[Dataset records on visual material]
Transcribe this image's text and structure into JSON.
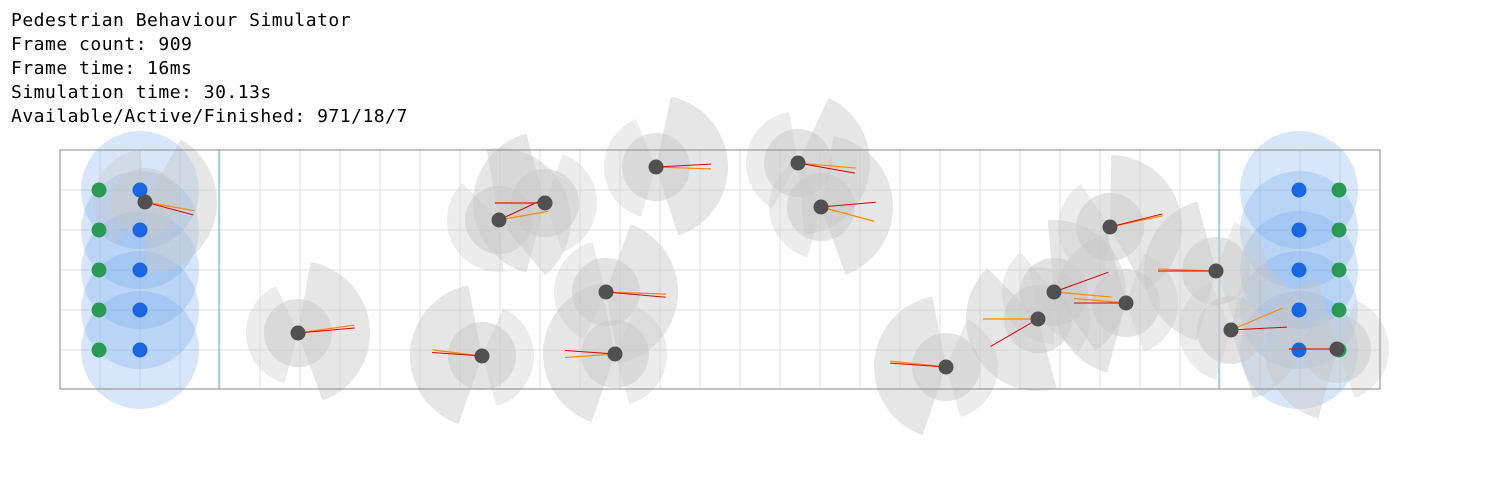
{
  "hud": {
    "title": "Pedestrian Behaviour Simulator",
    "frame_count": "Frame count: 909",
    "frame_time": "Frame time: 16ms",
    "simulation_time": "Simulation time: 30.13s",
    "counts": "Available/Active/Finished: 971/18/7"
  },
  "colors": {
    "background": "#ffffff",
    "corridor_border": "#888888",
    "grid": "#e2e2e2",
    "zone_line": "#6fb9c9",
    "spawn_zone": "#6fa5ee",
    "spawn_point": "#1a66e0",
    "goal_point": "#2a9a55",
    "pedestrian": "#505050",
    "view_cone": "#c8c8c8",
    "heading_red": "#e00000",
    "heading_orange": "#ff8800"
  }
}
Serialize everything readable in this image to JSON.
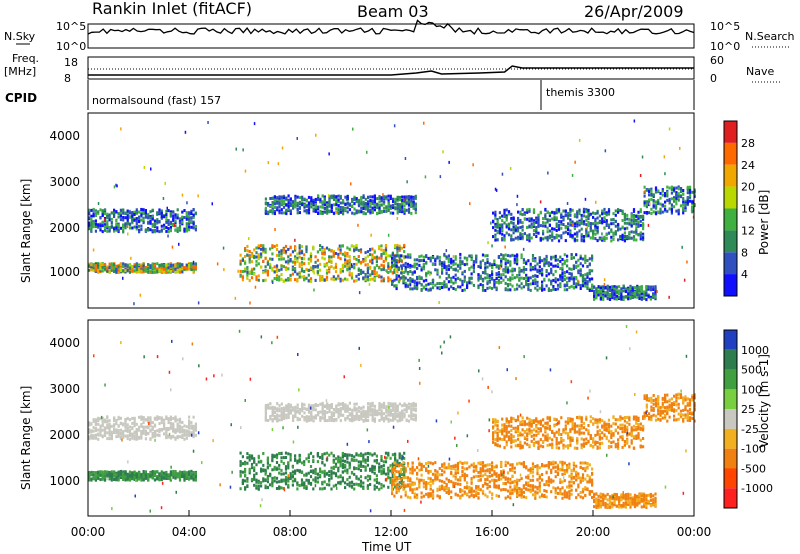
{
  "header": {
    "title": "Rankin Inlet (fitACF)",
    "beam": "Beam 03",
    "date": "26/Apr/2009"
  },
  "params_panel": {
    "nsky_label": "N.Sky",
    "nsky_ticks": [
      "10^5",
      "10^0"
    ],
    "nsearch_label": "N.Search",
    "nsearch_ticks": [
      "10^5",
      "10^0"
    ],
    "freq_label": "Freq.",
    "freq_unit": "[MHz]",
    "freq_ticks": [
      "18",
      "8"
    ],
    "nave_label": "Nave",
    "nave_ticks": [
      "60",
      "0"
    ],
    "cpid_label": "CPID",
    "cpid_segments": [
      {
        "text": "normalsound (fast) 157",
        "start_hour": 0
      },
      {
        "text": "themis 3300",
        "start_hour": 18
      }
    ]
  },
  "chart_data": [
    {
      "type": "heatmap",
      "title": "",
      "ylabel": "Slant Range [km]",
      "xlabel": "",
      "xlim": [
        0,
        24
      ],
      "ylim": [
        180,
        4500
      ],
      "ytick_labels": [
        "1000",
        "2000",
        "3000",
        "4000"
      ],
      "colorbar": {
        "label": "Power [dB]",
        "tick_labels": [
          "28",
          "24",
          "20",
          "16",
          "12",
          "8",
          "4"
        ],
        "colors": [
          "#e02020",
          "#ff6a00",
          "#f0a800",
          "#b8d800",
          "#40b040",
          "#2e8b57",
          "#3050c0",
          "#1010ff"
        ]
      }
    },
    {
      "type": "heatmap",
      "title": "",
      "ylabel": "Slant Range [km]",
      "xlabel": "Time UT",
      "xlim": [
        0,
        24
      ],
      "ylim": [
        180,
        4500
      ],
      "ytick_labels": [
        "1000",
        "2000",
        "3000",
        "4000"
      ],
      "xtick_labels": [
        "00:00",
        "04:00",
        "08:00",
        "12:00",
        "16:00",
        "20:00",
        "00:00"
      ],
      "colorbar": {
        "label": "Velocity [m s-1]",
        "tick_labels": [
          "1000",
          "500",
          "100",
          "25",
          "-25",
          "-100",
          "-500",
          "-1000"
        ],
        "colors": [
          "#2040c0",
          "#2e7d4f",
          "#40a040",
          "#78d040",
          "#c8c8c0",
          "#f0b020",
          "#f08010",
          "#ff4500",
          "#ff2020"
        ]
      }
    }
  ]
}
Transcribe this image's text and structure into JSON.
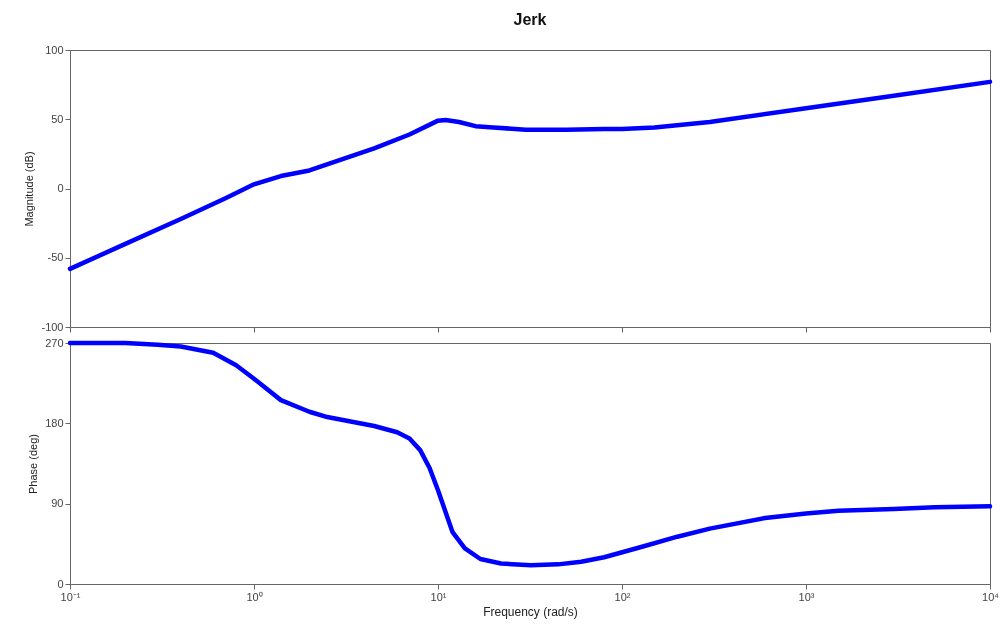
{
  "chart_data": [
    {
      "type": "line",
      "title": "Jerk",
      "ylabel": "Magnitude (dB)",
      "log": "x",
      "xlim": [
        0.1,
        10000
      ],
      "xticks": [
        {
          "value": 0.1,
          "label": null
        },
        {
          "value": 1,
          "label": null
        },
        {
          "value": 10,
          "label": null
        },
        {
          "value": 100,
          "label": null
        },
        {
          "value": 1000,
          "label": null
        },
        {
          "value": 10000,
          "label": null
        }
      ],
      "ylim": [
        -100,
        100
      ],
      "yticks": [
        -100,
        -50,
        0,
        50,
        100
      ],
      "tick_labels": "y",
      "grid": false,
      "series": [
        {
          "color": "#0000ff",
          "x": [
            0.1,
            0.2,
            0.4,
            0.7,
            1,
            1.4,
            2,
            3,
            4.5,
            7,
            10,
            11,
            13,
            16,
            20,
            30,
            50,
            80,
            100,
            150,
            300,
            1000,
            3000,
            10000
          ],
          "values": [
            -58,
            -40,
            -22,
            -7,
            3,
            9,
            13,
            21,
            29,
            39,
            49,
            49.5,
            48,
            45,
            44,
            42.5,
            42.5,
            43,
            43,
            44,
            48,
            58,
            67,
            77
          ]
        }
      ]
    },
    {
      "type": "line",
      "xlabel": "Frequency  (rad/s)",
      "ylabel": "Phase (deg)",
      "log": "x",
      "xlim": [
        0.1,
        10000
      ],
      "xticks": [
        {
          "value": 0.1,
          "label": "10⁻¹"
        },
        {
          "value": 1,
          "label": "10⁰"
        },
        {
          "value": 10,
          "label": "10¹"
        },
        {
          "value": 100,
          "label": "10²"
        },
        {
          "value": 1000,
          "label": "10³"
        },
        {
          "value": 10000,
          "label": "10⁴"
        }
      ],
      "ylim": [
        0,
        270
      ],
      "yticks": [
        0,
        90,
        180,
        270
      ],
      "grid": false,
      "series": [
        {
          "color": "#0000ff",
          "x": [
            0.1,
            0.2,
            0.3,
            0.4,
            0.6,
            0.8,
            1,
            1.4,
            2,
            2.5,
            4.5,
            6,
            7,
            8,
            9,
            10,
            12,
            14,
            17,
            22,
            32,
            45,
            60,
            80,
            130,
            200,
            300,
            600,
            1000,
            1500,
            3000,
            5000,
            10000
          ],
          "values": [
            270,
            270,
            268,
            266,
            259,
            245,
            230,
            206,
            193,
            187,
            177,
            170,
            163,
            150,
            130,
            105,
            58,
            40,
            28,
            23,
            21,
            22,
            25,
            30,
            42,
            53,
            62,
            74,
            79,
            82,
            84,
            86,
            87
          ]
        }
      ]
    }
  ]
}
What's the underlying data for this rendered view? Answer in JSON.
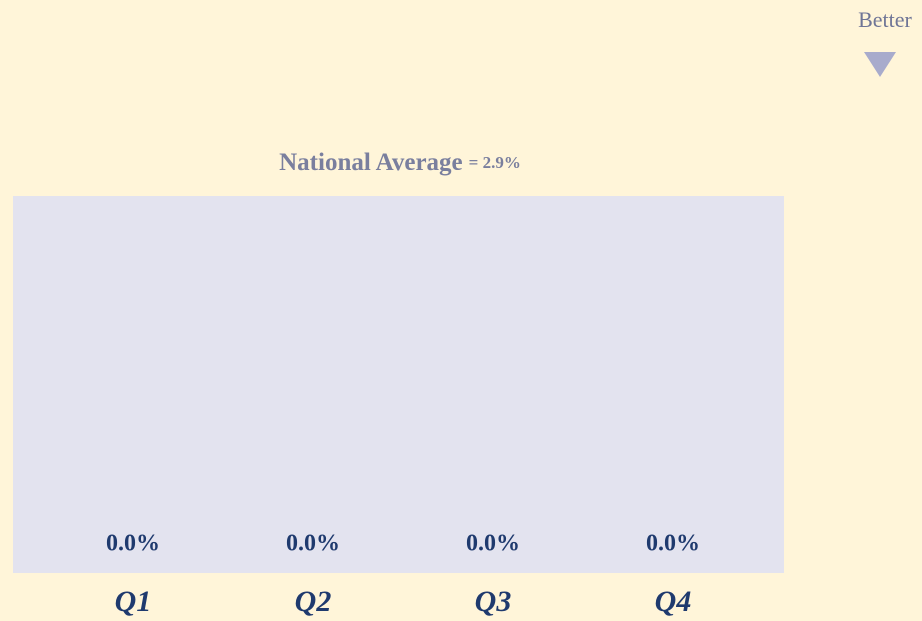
{
  "chart_data": {
    "type": "bar",
    "annotation": "Better",
    "reference": {
      "label": "National Average",
      "value": 2.9,
      "value_label": "= 2.9%"
    },
    "categories": [
      "Q1",
      "Q2",
      "Q3",
      "Q4"
    ],
    "values": [
      0.0,
      0.0,
      0.0,
      0.0
    ],
    "value_labels": [
      "0.0%",
      "0.0%",
      "0.0%",
      "0.0%"
    ],
    "color": "#1f3a6e",
    "reference_color": "#e3e3ef",
    "ylim": [
      0,
      2.9
    ]
  }
}
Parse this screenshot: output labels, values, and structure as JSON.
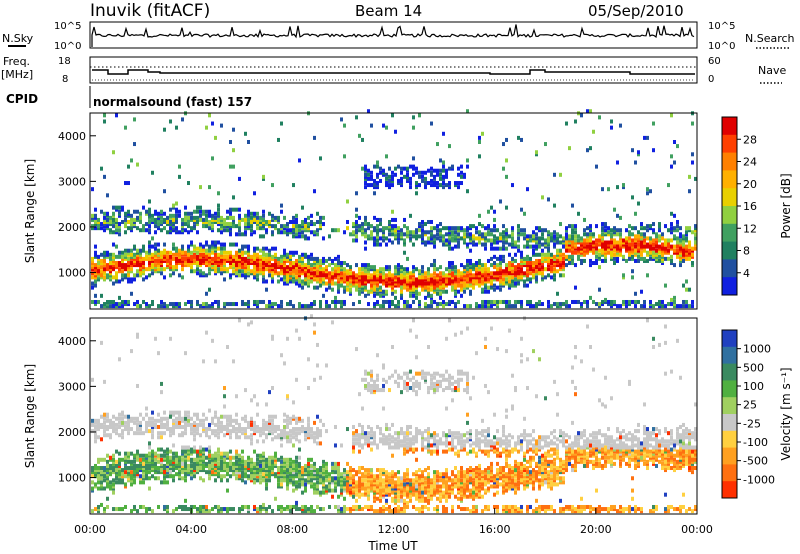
{
  "header": {
    "station": "Inuvik (fitACF)",
    "beam": "Beam 14",
    "date": "05/Sep/2010"
  },
  "top_panels": {
    "nsky_label": "N.Sky",
    "nsky_ticks": [
      "10^5",
      "10^0"
    ],
    "nsearch_label": "N.Search",
    "nsearch_ticks": [
      "10^5",
      "10^0"
    ],
    "freq_label": "Freq.",
    "freq_unit": "[MHz]",
    "freq_ticks": [
      "18",
      "8"
    ],
    "nave_label": "Nave",
    "nave_ticks": [
      "60",
      "0"
    ],
    "cpid_label": "CPID",
    "cpid_value": "normalsound (fast) 157"
  },
  "chart_data": [
    {
      "type": "heatmap",
      "panel": "power",
      "ylabel": "Slant Range [km]",
      "yticks": [
        "1000",
        "2000",
        "3000",
        "4000"
      ],
      "ylim": [
        200,
        4500
      ],
      "xlim": [
        0,
        24
      ],
      "colorbar_label": "Power [dB]",
      "colorbar_ticks": [
        "28",
        "24",
        "20",
        "16",
        "12",
        "8",
        "4"
      ],
      "colorbar_colors": [
        "#e00000",
        "#ff4000",
        "#ff8000",
        "#ffb000",
        "#e8d000",
        "#90d040",
        "#40a060",
        "#208060",
        "#2050a0",
        "#1020e0"
      ],
      "bands": [
        {
          "range_km": [
            700,
            1300
          ],
          "level": "high"
        },
        {
          "range_km": [
            1500,
            2200
          ],
          "level": "mid"
        },
        {
          "range_km": [
            2800,
            3300
          ],
          "level": "low"
        }
      ]
    },
    {
      "type": "heatmap",
      "panel": "velocity",
      "ylabel": "Slant Range [km]",
      "yticks": [
        "1000",
        "2000",
        "3000",
        "4000"
      ],
      "ylim": [
        200,
        4500
      ],
      "xlim": [
        0,
        24
      ],
      "xticks": [
        "00:00",
        "04:00",
        "08:00",
        "12:00",
        "16:00",
        "20:00",
        "00:00"
      ],
      "xlabel": "Time UT",
      "colorbar_label": "Velocity [m s⁻¹]",
      "colorbar_ticks": [
        "1000",
        "500",
        "100",
        "25",
        "-25",
        "-100",
        "-500",
        "-1000"
      ],
      "colorbar_colors": [
        "#2040c0",
        "#3070a0",
        "#3a8a60",
        "#50b040",
        "#a0d060",
        "#c8c8c8",
        "#ffd040",
        "#ffa020",
        "#ff7010",
        "#ff3000"
      ]
    }
  ]
}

Brief ::
Gather and return every line that holds the string "fast".

Full response ::
        "text": "normalsound (fast) 157",
    "cpid_value": "normalsound (fast) 157"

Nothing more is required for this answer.